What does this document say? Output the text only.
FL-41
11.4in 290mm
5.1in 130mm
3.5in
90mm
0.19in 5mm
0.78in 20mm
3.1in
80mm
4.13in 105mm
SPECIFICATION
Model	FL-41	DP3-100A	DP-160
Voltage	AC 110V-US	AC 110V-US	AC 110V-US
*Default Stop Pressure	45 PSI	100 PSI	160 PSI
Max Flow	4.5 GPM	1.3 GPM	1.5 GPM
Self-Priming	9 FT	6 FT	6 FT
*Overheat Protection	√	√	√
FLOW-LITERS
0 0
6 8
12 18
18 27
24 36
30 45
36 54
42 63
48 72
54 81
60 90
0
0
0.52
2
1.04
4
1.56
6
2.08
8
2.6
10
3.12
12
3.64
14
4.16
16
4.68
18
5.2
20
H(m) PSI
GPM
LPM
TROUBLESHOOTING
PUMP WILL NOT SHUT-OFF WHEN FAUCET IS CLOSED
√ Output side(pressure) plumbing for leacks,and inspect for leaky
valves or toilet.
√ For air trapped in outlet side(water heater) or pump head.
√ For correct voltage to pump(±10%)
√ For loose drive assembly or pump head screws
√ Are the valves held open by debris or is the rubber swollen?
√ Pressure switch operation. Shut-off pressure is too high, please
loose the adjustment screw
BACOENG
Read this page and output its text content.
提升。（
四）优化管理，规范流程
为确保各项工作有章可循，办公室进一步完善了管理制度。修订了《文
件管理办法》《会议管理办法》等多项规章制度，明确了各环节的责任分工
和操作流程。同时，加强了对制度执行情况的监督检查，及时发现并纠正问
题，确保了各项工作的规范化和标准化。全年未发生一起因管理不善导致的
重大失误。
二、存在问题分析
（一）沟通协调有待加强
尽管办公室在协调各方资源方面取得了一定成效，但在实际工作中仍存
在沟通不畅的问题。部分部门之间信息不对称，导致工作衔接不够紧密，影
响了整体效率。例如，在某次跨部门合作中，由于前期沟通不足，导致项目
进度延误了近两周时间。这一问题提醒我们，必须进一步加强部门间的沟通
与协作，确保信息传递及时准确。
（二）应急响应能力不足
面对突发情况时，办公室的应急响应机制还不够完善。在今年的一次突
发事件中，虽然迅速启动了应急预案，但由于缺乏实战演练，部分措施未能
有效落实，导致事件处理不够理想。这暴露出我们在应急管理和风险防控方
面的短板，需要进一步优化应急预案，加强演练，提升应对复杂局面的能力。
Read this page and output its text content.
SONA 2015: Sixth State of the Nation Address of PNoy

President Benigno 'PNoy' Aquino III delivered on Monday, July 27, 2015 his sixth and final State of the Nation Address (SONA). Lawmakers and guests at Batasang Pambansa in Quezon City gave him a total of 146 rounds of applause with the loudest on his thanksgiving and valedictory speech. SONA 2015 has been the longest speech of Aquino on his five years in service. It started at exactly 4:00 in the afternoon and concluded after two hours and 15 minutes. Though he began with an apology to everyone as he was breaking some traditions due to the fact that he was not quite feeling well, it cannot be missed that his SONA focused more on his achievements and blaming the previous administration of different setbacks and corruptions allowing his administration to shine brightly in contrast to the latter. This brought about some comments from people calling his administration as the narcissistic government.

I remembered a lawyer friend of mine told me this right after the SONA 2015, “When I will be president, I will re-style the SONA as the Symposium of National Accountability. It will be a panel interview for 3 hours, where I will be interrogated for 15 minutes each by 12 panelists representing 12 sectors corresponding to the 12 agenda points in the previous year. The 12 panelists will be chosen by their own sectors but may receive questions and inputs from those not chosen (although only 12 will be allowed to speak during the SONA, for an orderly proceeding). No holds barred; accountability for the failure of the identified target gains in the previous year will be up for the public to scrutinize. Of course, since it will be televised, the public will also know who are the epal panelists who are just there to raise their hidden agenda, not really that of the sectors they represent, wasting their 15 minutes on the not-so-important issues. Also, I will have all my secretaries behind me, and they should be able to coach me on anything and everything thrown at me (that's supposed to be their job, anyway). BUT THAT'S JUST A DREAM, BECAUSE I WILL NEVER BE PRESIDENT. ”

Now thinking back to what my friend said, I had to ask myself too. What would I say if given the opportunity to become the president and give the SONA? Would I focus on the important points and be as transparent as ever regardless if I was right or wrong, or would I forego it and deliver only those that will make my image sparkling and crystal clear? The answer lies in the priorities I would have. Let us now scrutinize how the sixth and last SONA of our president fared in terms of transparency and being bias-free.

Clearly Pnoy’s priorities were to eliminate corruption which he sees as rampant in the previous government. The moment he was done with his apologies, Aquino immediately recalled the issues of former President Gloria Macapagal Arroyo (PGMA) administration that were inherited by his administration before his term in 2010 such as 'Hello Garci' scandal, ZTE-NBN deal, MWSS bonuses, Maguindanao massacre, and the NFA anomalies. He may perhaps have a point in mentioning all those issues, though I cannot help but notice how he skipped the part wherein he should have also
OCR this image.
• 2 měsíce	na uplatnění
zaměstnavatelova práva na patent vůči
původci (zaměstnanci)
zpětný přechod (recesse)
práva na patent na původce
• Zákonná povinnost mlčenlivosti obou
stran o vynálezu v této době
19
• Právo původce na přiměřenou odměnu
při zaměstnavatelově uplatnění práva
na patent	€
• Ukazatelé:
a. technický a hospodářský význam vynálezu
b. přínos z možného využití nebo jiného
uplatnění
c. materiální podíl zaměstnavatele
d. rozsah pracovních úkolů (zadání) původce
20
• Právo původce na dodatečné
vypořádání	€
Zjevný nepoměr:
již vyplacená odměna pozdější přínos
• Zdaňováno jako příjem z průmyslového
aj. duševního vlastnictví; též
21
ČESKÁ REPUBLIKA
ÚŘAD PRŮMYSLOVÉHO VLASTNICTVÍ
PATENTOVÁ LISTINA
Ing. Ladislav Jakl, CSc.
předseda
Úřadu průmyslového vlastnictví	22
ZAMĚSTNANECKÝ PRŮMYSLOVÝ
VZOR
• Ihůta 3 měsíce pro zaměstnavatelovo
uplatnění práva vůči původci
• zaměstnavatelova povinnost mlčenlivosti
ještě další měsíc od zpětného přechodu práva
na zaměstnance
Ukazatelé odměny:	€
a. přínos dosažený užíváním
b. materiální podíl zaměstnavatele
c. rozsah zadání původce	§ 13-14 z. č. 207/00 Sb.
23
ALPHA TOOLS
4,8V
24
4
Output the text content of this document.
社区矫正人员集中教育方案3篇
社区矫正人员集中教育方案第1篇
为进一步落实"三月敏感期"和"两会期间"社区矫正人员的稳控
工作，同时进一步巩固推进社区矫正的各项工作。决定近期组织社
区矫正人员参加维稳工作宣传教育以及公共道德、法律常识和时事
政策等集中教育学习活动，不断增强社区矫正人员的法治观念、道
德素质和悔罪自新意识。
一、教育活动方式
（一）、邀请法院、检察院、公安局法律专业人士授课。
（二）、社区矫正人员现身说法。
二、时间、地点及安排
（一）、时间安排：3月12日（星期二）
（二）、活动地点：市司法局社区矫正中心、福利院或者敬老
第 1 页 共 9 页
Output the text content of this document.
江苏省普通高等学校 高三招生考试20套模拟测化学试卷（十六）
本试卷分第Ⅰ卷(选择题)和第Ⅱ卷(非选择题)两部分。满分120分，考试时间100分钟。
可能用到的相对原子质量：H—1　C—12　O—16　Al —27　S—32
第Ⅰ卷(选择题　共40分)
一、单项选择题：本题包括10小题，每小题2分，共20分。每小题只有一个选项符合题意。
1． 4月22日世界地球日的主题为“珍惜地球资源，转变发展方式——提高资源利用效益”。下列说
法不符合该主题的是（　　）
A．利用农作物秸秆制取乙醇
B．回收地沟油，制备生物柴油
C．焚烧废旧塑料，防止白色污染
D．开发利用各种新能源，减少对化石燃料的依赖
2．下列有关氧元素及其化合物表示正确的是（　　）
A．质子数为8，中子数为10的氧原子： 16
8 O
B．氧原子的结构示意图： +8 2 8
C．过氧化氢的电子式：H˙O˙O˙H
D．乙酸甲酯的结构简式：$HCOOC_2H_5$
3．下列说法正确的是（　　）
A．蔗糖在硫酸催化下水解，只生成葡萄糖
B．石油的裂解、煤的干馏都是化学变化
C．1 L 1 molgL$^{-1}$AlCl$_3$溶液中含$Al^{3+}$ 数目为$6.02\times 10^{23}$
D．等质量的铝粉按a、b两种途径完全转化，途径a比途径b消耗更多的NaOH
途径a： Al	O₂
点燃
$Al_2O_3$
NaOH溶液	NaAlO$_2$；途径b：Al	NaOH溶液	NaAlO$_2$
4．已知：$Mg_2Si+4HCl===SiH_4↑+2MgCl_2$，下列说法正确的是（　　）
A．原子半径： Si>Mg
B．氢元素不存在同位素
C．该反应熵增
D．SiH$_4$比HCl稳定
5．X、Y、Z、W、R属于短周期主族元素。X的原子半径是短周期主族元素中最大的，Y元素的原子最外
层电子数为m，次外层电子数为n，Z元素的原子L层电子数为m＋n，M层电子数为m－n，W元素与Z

————————

> [Task prompt]: Tally how many lines of the records hold the word "podíl". Answer with the number only.

> [Full answer]: 2